WHAT IS NEEDED: Extract all records. Keep each one exact.

(Part of a data file)
----------------------------------------

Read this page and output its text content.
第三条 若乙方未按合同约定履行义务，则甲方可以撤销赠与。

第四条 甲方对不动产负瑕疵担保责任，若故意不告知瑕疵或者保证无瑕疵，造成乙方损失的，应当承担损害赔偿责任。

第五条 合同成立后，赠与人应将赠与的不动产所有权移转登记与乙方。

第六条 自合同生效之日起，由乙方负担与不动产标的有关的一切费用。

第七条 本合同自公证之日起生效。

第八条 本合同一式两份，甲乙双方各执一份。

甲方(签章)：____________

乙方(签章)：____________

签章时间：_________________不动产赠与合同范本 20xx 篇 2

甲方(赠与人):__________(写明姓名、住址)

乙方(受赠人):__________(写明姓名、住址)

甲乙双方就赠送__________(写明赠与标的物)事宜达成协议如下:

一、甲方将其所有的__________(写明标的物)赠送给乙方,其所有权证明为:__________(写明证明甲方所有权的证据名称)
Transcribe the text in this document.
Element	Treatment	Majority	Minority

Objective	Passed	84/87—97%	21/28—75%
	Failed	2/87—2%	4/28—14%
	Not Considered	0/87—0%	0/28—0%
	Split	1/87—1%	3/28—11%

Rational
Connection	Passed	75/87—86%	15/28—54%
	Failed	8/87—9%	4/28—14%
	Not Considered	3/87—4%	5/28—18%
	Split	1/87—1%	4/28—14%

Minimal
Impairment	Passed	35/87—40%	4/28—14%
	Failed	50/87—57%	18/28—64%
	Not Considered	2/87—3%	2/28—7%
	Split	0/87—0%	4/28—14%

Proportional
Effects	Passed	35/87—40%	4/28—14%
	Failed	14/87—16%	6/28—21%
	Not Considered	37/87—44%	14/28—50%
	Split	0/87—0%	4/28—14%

----------------------------------------

RESPONSE TO THE TASK:
Read this page and output its text content.
第三条 若乙方未按合同约定履行义务，则甲方可以撤销赠与。

第四条 甲方对不动产负瑕疵担保责任，若故意不告知瑕疵或者保证无瑕疵，造成乙方损失的，应当承担损害赔偿责任。

第五条 合同成立后，赠与人应将赠与的不动产所有权移转登记与乙方。

第六条 自合同生效之日起，由乙方负担与不动产标的有关的一切费用。

第七条 本合同自公证之日起生效。

第八条 本合同一式两份，甲乙双方各执一份。

甲方(签章)：____________

乙方(签章)：____________

签章时间：_________________不动产赠与合同范本 20xx 篇 2

甲方(赠与人):__________(写明姓名、住址)

乙方(受赠人):__________(写明姓名、住址)

甲乙双方就赠送__________(写明赠与标的物)事宜达成协议如下:

一、甲方将其所有的__________(写明标的物)赠送给乙方,其所有权证明为:__________(写明证明甲方所有权的证据名称)
Transcribe the text in this document.
Element	Treatment	Majority	Minority

Objective	Passed	84/87—97%	21/28—75%
	Failed	2/87—2%	4/28—14%
	Not Considered	0/87—0%	0/28—0%
	Split	1/87—1%	3/28—11%

Rational
Connection	Passed	75/87—86%	15/28—54%
	Failed	8/87—9%	4/28—14%
	Not Considered	3/87—4%	5/28—18%
	Split	1/87—1%	4/28—14%

Minimal
Impairment	Passed	35/87—40%	4/28—14%
	Failed	50/87—57%	18/28—64%
	Not Considered	2/87—3%	2/28—7%
	Split	0/87—0%	4/28—14%

Proportional
Effects	Passed	35/87—40%	4/28—14%
	Failed	14/87—16%	6/28—21%
	Not Considered	37/87—44%	14/28—50%
	Split	0/87—0%	4/28—14%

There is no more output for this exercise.